- [What is asked]: Output every record below exactly as it appears.

- [Material provided]:

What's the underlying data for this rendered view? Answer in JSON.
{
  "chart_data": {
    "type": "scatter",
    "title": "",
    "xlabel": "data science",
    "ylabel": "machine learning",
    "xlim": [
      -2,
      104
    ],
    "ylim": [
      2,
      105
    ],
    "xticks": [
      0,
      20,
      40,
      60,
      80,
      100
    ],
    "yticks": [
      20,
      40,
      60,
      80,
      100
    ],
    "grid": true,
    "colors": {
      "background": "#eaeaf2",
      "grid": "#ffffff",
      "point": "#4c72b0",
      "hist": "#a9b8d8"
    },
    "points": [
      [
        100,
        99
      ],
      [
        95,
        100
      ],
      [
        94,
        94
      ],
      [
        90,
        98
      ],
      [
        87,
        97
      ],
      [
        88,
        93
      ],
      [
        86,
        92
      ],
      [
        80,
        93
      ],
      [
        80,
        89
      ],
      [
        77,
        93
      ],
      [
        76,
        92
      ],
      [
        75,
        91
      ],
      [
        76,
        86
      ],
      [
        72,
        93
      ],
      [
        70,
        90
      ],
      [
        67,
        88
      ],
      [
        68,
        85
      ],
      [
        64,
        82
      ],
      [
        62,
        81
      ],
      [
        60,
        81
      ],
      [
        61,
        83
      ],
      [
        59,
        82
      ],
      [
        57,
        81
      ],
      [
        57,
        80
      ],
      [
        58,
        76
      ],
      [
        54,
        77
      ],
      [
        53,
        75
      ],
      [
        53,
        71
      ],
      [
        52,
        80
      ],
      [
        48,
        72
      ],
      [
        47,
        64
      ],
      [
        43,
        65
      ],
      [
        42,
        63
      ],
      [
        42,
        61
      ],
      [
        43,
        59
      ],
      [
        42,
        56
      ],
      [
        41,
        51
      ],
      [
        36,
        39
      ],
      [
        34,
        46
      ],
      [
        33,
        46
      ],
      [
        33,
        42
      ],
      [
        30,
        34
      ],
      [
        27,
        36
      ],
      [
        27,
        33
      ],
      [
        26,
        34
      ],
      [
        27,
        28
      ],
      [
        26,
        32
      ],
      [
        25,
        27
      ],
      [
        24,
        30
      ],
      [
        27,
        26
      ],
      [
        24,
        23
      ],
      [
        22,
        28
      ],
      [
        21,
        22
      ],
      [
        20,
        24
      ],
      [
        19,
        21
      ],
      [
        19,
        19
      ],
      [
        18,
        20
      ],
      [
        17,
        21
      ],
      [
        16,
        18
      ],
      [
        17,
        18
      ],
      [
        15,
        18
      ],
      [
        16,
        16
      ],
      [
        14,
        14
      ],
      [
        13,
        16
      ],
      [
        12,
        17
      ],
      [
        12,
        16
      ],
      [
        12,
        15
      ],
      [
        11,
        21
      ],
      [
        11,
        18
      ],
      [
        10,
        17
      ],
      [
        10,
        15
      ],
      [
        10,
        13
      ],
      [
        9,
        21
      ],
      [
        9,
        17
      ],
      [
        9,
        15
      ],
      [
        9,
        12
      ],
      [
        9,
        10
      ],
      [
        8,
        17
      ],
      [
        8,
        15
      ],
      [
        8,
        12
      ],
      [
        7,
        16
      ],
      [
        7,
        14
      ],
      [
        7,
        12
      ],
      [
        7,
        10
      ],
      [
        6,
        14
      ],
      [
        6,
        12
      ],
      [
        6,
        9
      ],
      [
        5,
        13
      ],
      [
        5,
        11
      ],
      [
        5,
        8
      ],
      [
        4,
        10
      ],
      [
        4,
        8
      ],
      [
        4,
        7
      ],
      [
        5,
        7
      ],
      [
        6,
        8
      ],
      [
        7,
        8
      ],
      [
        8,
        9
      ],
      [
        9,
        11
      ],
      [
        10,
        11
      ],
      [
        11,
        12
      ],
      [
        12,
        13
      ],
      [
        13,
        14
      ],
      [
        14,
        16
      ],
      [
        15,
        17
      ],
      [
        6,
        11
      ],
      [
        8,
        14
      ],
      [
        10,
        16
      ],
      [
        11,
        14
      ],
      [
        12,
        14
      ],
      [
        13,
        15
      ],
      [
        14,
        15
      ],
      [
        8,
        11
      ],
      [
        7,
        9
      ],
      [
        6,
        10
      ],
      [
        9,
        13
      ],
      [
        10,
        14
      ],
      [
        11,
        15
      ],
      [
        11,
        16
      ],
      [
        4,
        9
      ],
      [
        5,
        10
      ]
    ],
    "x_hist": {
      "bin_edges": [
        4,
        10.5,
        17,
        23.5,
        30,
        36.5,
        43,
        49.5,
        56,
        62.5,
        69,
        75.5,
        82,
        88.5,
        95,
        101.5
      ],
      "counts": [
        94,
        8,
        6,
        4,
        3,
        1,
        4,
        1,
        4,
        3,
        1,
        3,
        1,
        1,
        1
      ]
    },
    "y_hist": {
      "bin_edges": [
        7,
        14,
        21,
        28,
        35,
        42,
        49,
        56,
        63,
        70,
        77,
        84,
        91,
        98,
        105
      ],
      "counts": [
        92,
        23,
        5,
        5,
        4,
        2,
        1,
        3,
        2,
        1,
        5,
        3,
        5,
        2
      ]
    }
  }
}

- [Written response]:
What's the underlying data for this rendered view? Answer in JSON.
{
  "chart_data": {
    "type": "scatter",
    "title": "",
    "xlabel": "data science",
    "ylabel": "machine learning",
    "xlim": [
      -2,
      104
    ],
    "ylim": [
      2,
      105
    ],
    "xticks": [
      0,
      20,
      40,
      60,
      80,
      100
    ],
    "yticks": [
      20,
      40,
      60,
      80,
      100
    ],
    "grid": true,
    "colors": {
      "background": "#eaeaf2",
      "grid": "#ffffff",
      "point": "#4c72b0",
      "hist": "#a9b8d8"
    },
    "points": [
      [
        100,
        99
      ],
      [
        95,
        100
      ],
      [
        94,
        94
      ],
      [
        90,
        98
      ],
      [
        87,
        97
      ],
      [
        88,
        93
      ],
      [
        86,
        92
      ],
      [
        80,
        93
      ],
      [
        80,
        89
      ],
      [
        77,
        93
      ],
      [
        76,
        92
      ],
      [
        75,
        91
      ],
      [
        76,
        86
      ],
      [
        72,
        93
      ],
      [
        70,
        90
      ],
      [
        67,
        88
      ],
      [
        68,
        85
      ],
      [
        64,
        82
      ],
      [
        62,
        81
      ],
      [
        60,
        81
      ],
      [
        61,
        83
      ],
      [
        59,
        82
      ],
      [
        57,
        81
      ],
      [
        57,
        80
      ],
      [
        58,
        76
      ],
      [
        54,
        77
      ],
      [
        53,
        75
      ],
      [
        53,
        71
      ],
      [
        52,
        80
      ],
      [
        48,
        72
      ],
      [
        47,
        64
      ],
      [
        43,
        65
      ],
      [
        42,
        63
      ],
      [
        42,
        61
      ],
      [
        43,
        59
      ],
      [
        42,
        56
      ],
      [
        41,
        51
      ],
      [
        36,
        39
      ],
      [
        34,
        46
      ],
      [
        33,
        46
      ],
      [
        33,
        42
      ],
      [
        30,
        34
      ],
      [
        27,
        36
      ],
      [
        27,
        33
      ],
      [
        26,
        34
      ],
      [
        27,
        28
      ],
      [
        26,
        32
      ],
      [
        25,
        27
      ],
      [
        24,
        30
      ],
      [
        27,
        26
      ],
      [
        24,
        23
      ],
      [
        22,
        28
      ],
      [
        21,
        22
      ],
      [
        20,
        24
      ],
      [
        19,
        21
      ],
      [
        19,
        19
      ],
      [
        18,
        20
      ],
      [
        17,
        21
      ],
      [
        16,
        18
      ],
      [
        17,
        18
      ],
      [
        15,
        18
      ],
      [
        16,
        16
      ],
      [
        14,
        14
      ],
      [
        13,
        16
      ],
      [
        12,
        17
      ],
      [
        12,
        16
      ],
      [
        12,
        15
      ],
      [
        11,
        21
      ],
      [
        11,
        18
      ],
      [
        10,
        17
      ],
      [
        10,
        15
      ],
      [
        10,
        13
      ],
      [
        9,
        21
      ],
      [
        9,
        17
      ],
      [
        9,
        15
      ],
      [
        9,
        12
      ],
      [
        9,
        10
      ],
      [
        8,
        17
      ],
      [
        8,
        15
      ],
      [
        8,
        12
      ],
      [
        7,
        16
      ],
      [
        7,
        14
      ],
      [
        7,
        12
      ],
      [
        7,
        10
      ],
      [
        6,
        14
      ],
      [
        6,
        12
      ],
      [
        6,
        9
      ],
      [
        5,
        13
      ],
      [
        5,
        11
      ],
      [
        5,
        8
      ],
      [
        4,
        10
      ],
      [
        4,
        8
      ],
      [
        4,
        7
      ],
      [
        5,
        7
      ],
      [
        6,
        8
      ],
      [
        7,
        8
      ],
      [
        8,
        9
      ],
      [
        9,
        11
      ],
      [
        10,
        11
      ],
      [
        11,
        12
      ],
      [
        12,
        13
      ],
      [
        13,
        14
      ],
      [
        14,
        16
      ],
      [
        15,
        17
      ],
      [
        6,
        11
      ],
      [
        8,
        14
      ],
      [
        10,
        16
      ],
      [
        11,
        14
      ],
      [
        12,
        14
      ],
      [
        13,
        15
      ],
      [
        14,
        15
      ],
      [
        8,
        11
      ],
      [
        7,
        9
      ],
      [
        6,
        10
      ],
      [
        9,
        13
      ],
      [
        10,
        14
      ],
      [
        11,
        15
      ],
      [
        11,
        16
      ],
      [
        4,
        9
      ],
      [
        5,
        10
      ]
    ],
    "x_hist": {
      "bin_edges": [
        4,
        10.5,
        17,
        23.5,
        30,
        36.5,
        43,
        49.5,
        56,
        62.5,
        69,
        75.5,
        82,
        88.5,
        95,
        101.5
      ],
      "counts": [
        94,
        8,
        6,
        4,
        3,
        1,
        4,
        1,
        4,
        3,
        1,
        3,
        1,
        1,
        1
      ]
    },
    "y_hist": {
      "bin_edges": [
        7,
        14,
        21,
        28,
        35,
        42,
        49,
        56,
        63,
        70,
        77,
        84,
        91,
        98,
        105
      ],
      "counts": [
        92,
        23,
        5,
        5,
        4,
        2,
        1,
        3,
        2,
        1,
        5,
        3,
        5,
        2
      ]
    }
  }
}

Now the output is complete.